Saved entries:
------------

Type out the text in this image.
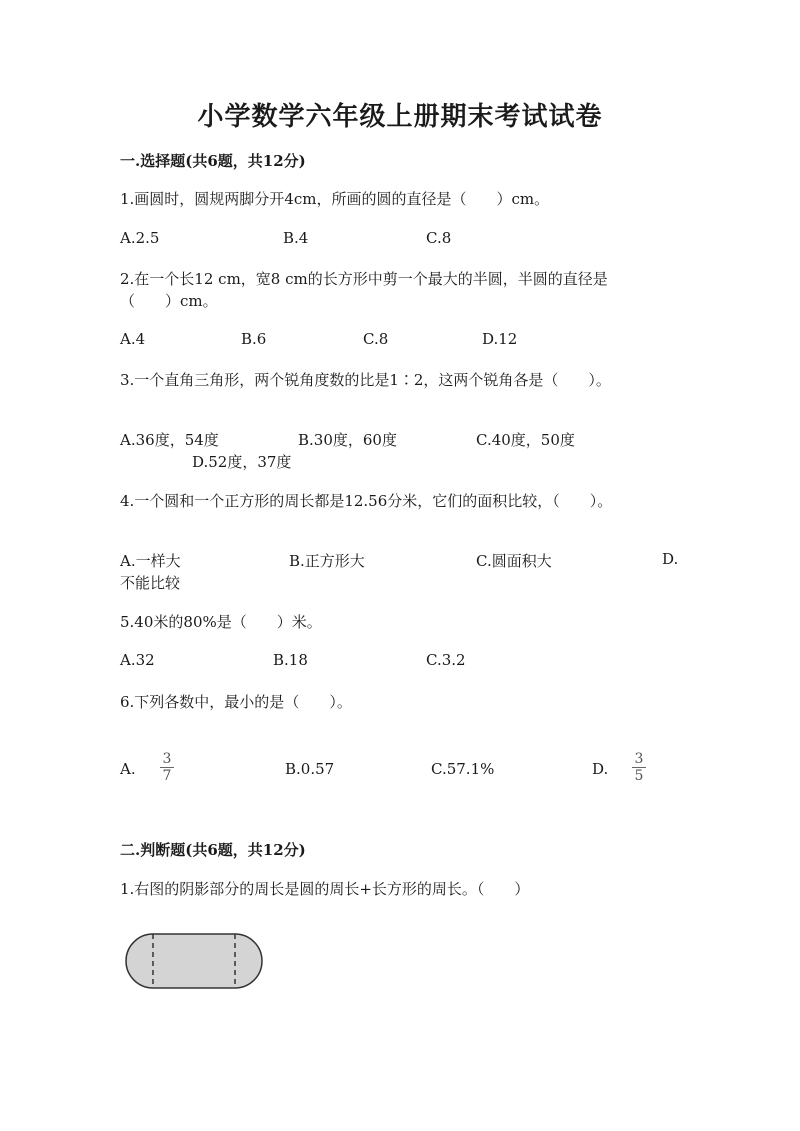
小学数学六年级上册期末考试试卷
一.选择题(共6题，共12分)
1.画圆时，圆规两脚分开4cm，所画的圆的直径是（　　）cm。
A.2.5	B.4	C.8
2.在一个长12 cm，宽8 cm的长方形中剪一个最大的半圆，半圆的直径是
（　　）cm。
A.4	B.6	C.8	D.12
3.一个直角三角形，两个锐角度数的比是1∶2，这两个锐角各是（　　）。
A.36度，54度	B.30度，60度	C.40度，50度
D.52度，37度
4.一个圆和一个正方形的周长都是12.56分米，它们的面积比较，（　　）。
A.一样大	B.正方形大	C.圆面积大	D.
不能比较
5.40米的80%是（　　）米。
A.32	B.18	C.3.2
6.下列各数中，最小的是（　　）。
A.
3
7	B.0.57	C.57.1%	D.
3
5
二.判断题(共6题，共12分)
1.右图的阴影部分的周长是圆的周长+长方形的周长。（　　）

------------

Brief - Write out the entries above word for word. Do not include the pictures.

Response below -
Type out the text in this image.
小学数学六年级上册期末考试试卷
一.选择题(共6题，共12分)
1.画圆时，圆规两脚分开4cm，所画的圆的直径是（　　）cm。
A.2.5	B.4	C.8
2.在一个长12 cm，宽8 cm的长方形中剪一个最大的半圆，半圆的直径是
（　　）cm。
A.4	B.6	C.8	D.12
3.一个直角三角形，两个锐角度数的比是1∶2，这两个锐角各是（　　）。
A.36度，54度	B.30度，60度	C.40度，50度
D.52度，37度
4.一个圆和一个正方形的周长都是12.56分米，它们的面积比较，（　　）。
A.一样大	B.正方形大	C.圆面积大	D.
不能比较
5.40米的80%是（　　）米。
A.32	B.18	C.3.2
6.下列各数中，最小的是（　　）。
A.
3
7	B.0.57	C.57.1%	D.
3
5
二.判断题(共6题，共12分)
1.右图的阴影部分的周长是圆的周长+长方形的周长。（　　）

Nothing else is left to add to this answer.